**Extrait:**
I - INTRODUCTION.
Le génie précipite souvent dans la folie et la tragédie. Ainsi les
poètes maudits ont libéré l’imagination poétique de toutes ses limites
mais ils ont tous connu une existence misérable. De grands savants ont
remis en cause la vision du monde de leur époque mais ils ont dû parfois
payé du prix de leur vie.
Alors faut-il préférer le bonheur à la vérité ? La vérité n’est-elle pas
synonyme de tragédie. La vérité morale nous demande de nous sacrifier
pour le bien. La vérité de l’authentique nous demande de faire face à
notre misère humaine. La vérité scientifique nous laisse espérer une
toute puissance technologique mais chaque progrés technique signifie de
nouvelles formes de catastrophes. Mais à l’inverse le bonheur animal
est-il enviable ? L’animal ne sait pas qu’il va mourir mais cela ne
l’empêche pas de mourir, il est constamment le jouet de son milieu et de
son espèce.
Le sceptique affirme que la folie provient d’un manque de doute, nos
représentations tragiques n’ont de force que celles qu’onleur donne.
D’ailleurs une action ne gagnera en efficacité qu’à condition d’être
mise en doute en ce qui concerne sa théorie et le sens des expériences
sur lesquelles elle s’appuie.
II - CONSCIENCE TRAGIQUE DU REEL ET BONHEUR SCEPTIQUE.
a) - Y a-t-il une tragédie inhérente à une conscience mentale ?
La question de la vérité ne se pose pas pour un animal. Celui-ci
quand il a satisfait ses besoins vitaux semble libérer de toute tension
émotionnelle et pulsionnelle. Aucun homme ne semble pouvoir échapper à
l’inquiétude de la vérité car sa conscience est une conscience mentale.
L’idiot semble protégé, il est un imbécile heureux car il n’a qu’une
conscience animale satisfaite dès lors que ses besoins vitaux ont été
satisfaits. La conscience mentale se caractérise par le fait de se
représenter soi-même du point de vue erxtérieur. Tous les animaux qui
ont une forme de conscience réfléchi ont donc par définition conscience
de leur future mort. Tous les dangers, les risques, les sentiments
d’insécurité rappelle cette mort inéluctable. La conscience mentale
réfléchie semble donc par essence une conscience tragique. On peut
protéger une personne en lui mentant sur son état ou l’état de l’un de
ses proches mais inévitablement elle prendra conscience de la tragédie
en cours. Tous les enfants découvrent un jour qu’ils sont mortels ainsi
que leur proche.

**Exercice court a:**
Imprimez sans aucun changement le passage du texte sur la vérité et le bonheur, depuis « II - CONSCIENCE » jusqu'à « une conscience mentale. ».

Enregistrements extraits
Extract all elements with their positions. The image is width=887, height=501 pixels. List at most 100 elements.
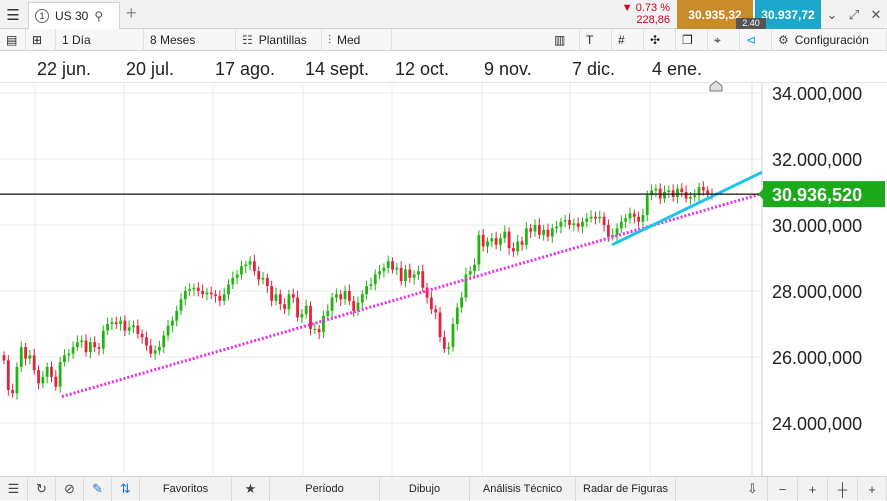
candle-body [158, 347, 161, 351]
chart-grid [0, 83, 763, 476]
technical-analysis-button[interactable]: Análisis Técnico [470, 477, 576, 501]
favorites-label: Favoritos [162, 483, 209, 495]
candle-body [598, 216, 602, 219]
range-select[interactable]: 8 Meses [144, 29, 236, 51]
close-icon[interactable]: ✕ [870, 6, 882, 22]
list-icon[interactable]: ▤ [0, 29, 26, 51]
current-price-badge [763, 181, 885, 208]
candle-body [192, 287, 196, 290]
period-label: Período [305, 483, 344, 495]
pencil-icon[interactable]: ✎ [84, 477, 112, 501]
scroll-up-icon[interactable] [709, 80, 723, 92]
zoom-in-icon[interactable]: + [798, 477, 828, 501]
candle-body [455, 307, 459, 324]
notes-icon[interactable]: ▥ [548, 29, 580, 51]
candle-body [145, 337, 148, 346]
candle-body [568, 220, 571, 225]
search-icon[interactable]: ⚲ [94, 9, 104, 23]
candle-body [88, 342, 92, 353]
range-label: 8 Meses [150, 33, 196, 47]
templates-button[interactable]: ☷ Plantillas [236, 29, 322, 51]
star-icon[interactable]: ★ [232, 477, 270, 501]
candle-body [123, 320, 127, 331]
sort-icon[interactable]: ⇅ [112, 477, 140, 501]
sell-price-button[interactable]: 30.935,32 [677, 0, 754, 29]
candle-body [451, 324, 455, 348]
tag-icon[interactable]: ⊲ [740, 29, 772, 51]
price-axis-label: 32.000,000 [772, 150, 862, 170]
candle-body [343, 291, 347, 300]
chart-style-button[interactable]: ⫶ Med [322, 29, 392, 51]
candle-body [153, 350, 157, 354]
change-percent: ▼ 0.73 % [621, 2, 670, 14]
candle-body [28, 355, 32, 359]
price-axis: 34.000,000 32.000,000 30.000,000 28.000,000… [758, 84, 885, 434]
candle-body [378, 271, 381, 275]
candle-body [235, 274, 239, 278]
bottom-toolbar: ☰ ↻ ⊘ ✎ ⇅ Favoritos ★ Período Dibujo Aná… [0, 476, 887, 501]
layout-icon[interactable]: ⊞ [26, 29, 56, 51]
candle-body [54, 376, 58, 387]
interval-label: 1 Día [62, 33, 91, 47]
candle-body [615, 228, 619, 235]
period-button[interactable]: Período [270, 477, 380, 501]
drawing-label: Dibujo [408, 483, 441, 495]
candle-body [11, 390, 15, 394]
candle-body [71, 347, 75, 354]
favorites-button[interactable]: Favoritos [140, 477, 232, 501]
chevron-icon[interactable]: ⌄ [826, 6, 838, 22]
target-icon[interactable]: ⌖ [708, 29, 740, 51]
candle-body [680, 188, 684, 192]
menu-icon[interactable]: ☰ [6, 6, 20, 24]
candle-body [369, 284, 373, 287]
block-icon[interactable]: ⊘ [56, 477, 84, 501]
zoom-out-icon[interactable]: − [768, 477, 798, 501]
interval-select[interactable]: 1 Día [56, 29, 144, 51]
shapes-radar-button[interactable]: Radar de Figuras [576, 477, 676, 501]
instrument-tab[interactable]: 1 US 30 ⚲ [28, 2, 120, 29]
crosshair-icon[interactable]: ┼ [828, 477, 858, 501]
candle-body [75, 342, 79, 348]
candle-body [524, 228, 528, 245]
buy-price-button[interactable]: 30.937,72 [755, 0, 821, 29]
menu-icon[interactable]: ☰ [0, 477, 28, 501]
tab-bar: ☰ 1 US 30 ⚲ + ▼ 0.73 % 228,86 30.935,32 … [0, 0, 887, 29]
price-axis-label: 30.000,000 [772, 216, 862, 236]
candle-body [701, 187, 705, 191]
grid-icon[interactable]: # [612, 29, 644, 51]
crosshair-icon[interactable]: ✣ [644, 29, 676, 51]
settings-button[interactable]: ⚙ Configuración [772, 29, 887, 51]
change-points: 228,86 [636, 14, 670, 26]
templates-icon: ☷ [242, 33, 253, 47]
text-icon[interactable]: T [580, 29, 612, 51]
date-axis: 22 jun. 20 jul. 17 ago. 14 sept. 12 oct.… [0, 51, 887, 83]
candle-body [265, 277, 269, 287]
candle-body [261, 277, 265, 280]
settings-label: Configuración [794, 33, 869, 47]
refresh-icon[interactable]: ↻ [28, 477, 56, 501]
price-chart[interactable]: 34.000,000 32.000,000 30.000,000 28.000,000… [0, 83, 887, 476]
candle-body [287, 294, 291, 310]
drawing-button[interactable]: Dibujo [380, 477, 470, 501]
windows-icon[interactable]: ❐ [676, 29, 708, 51]
candle-body [490, 238, 494, 242]
candle-body [520, 241, 524, 245]
candle-body [464, 274, 468, 298]
candle-body [581, 221, 584, 227]
candle-body [231, 277, 235, 285]
candle-body [322, 315, 325, 333]
candle-body [240, 266, 243, 275]
download-icon[interactable]: ⇩ [738, 477, 768, 501]
candle-body [110, 322, 114, 324]
current-price-label: 30.936,520 [772, 185, 862, 205]
candle-body [438, 312, 442, 338]
expand-icon[interactable]: ⤢ [848, 6, 860, 22]
candle-body [395, 267, 399, 270]
candle-body [360, 294, 364, 303]
candle-body [175, 310, 179, 321]
candle-body [619, 221, 623, 229]
candle-body [585, 218, 589, 222]
add-tab-button[interactable]: + [126, 3, 137, 23]
add-icon[interactable]: + [858, 477, 887, 501]
candle-body [214, 294, 217, 296]
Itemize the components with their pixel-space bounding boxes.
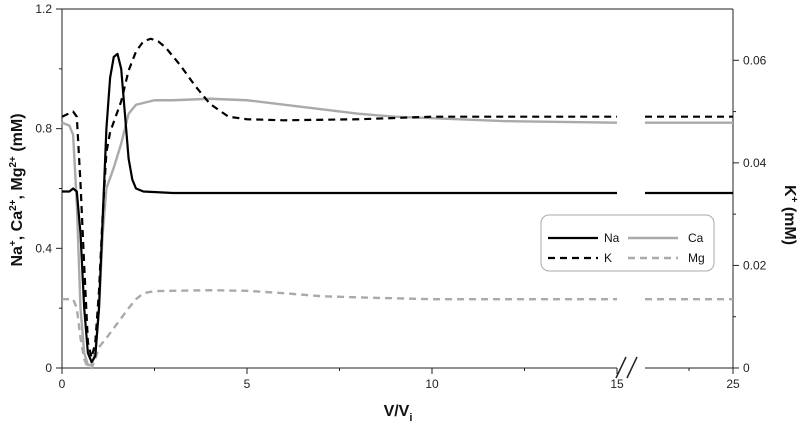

**Exercice court b:**
Restituez à l'identique, et seulement elles, les lignes des enregistrements allant de celle qui contient « candle-body [158, 347, 161, 351] » jusqu'à celle qui contient « current-price-badge [763, 181, 885, 208] », ces deux lignes comprises.

**Réponse a:**
II - CONSCIENCE TRAGIQUE DU REEL ET BONHEUR SCEPTIQUE.
a) - Y a-t-il une tragédie inhérente à une conscience mentale ?
La question de la vérité ne se pose pas pour un animal. Celui-ci
quand il a satisfait ses besoins vitaux semble libérer de toute tension
émotionnelle et pulsionnelle. Aucun homme ne semble pouvoir échapper à
l’inquiétude de la vérité car sa conscience est une conscience mentale.

**Réponse b:**
candle-body [158, 347, 161, 351]
chart-grid [0, 83, 763, 476]
technical-analysis-button[interactable]: Análisis Técnico [470, 477, 576, 501]
favorites-label: Favoritos [162, 483, 209, 495]
candle-body [598, 216, 602, 219]
range-select[interactable]: 8 Meses [144, 29, 236, 51]
close-icon[interactable]: ✕ [870, 6, 882, 22]
list-icon[interactable]: ▤ [0, 29, 26, 51]
current-price-badge [763, 181, 885, 208]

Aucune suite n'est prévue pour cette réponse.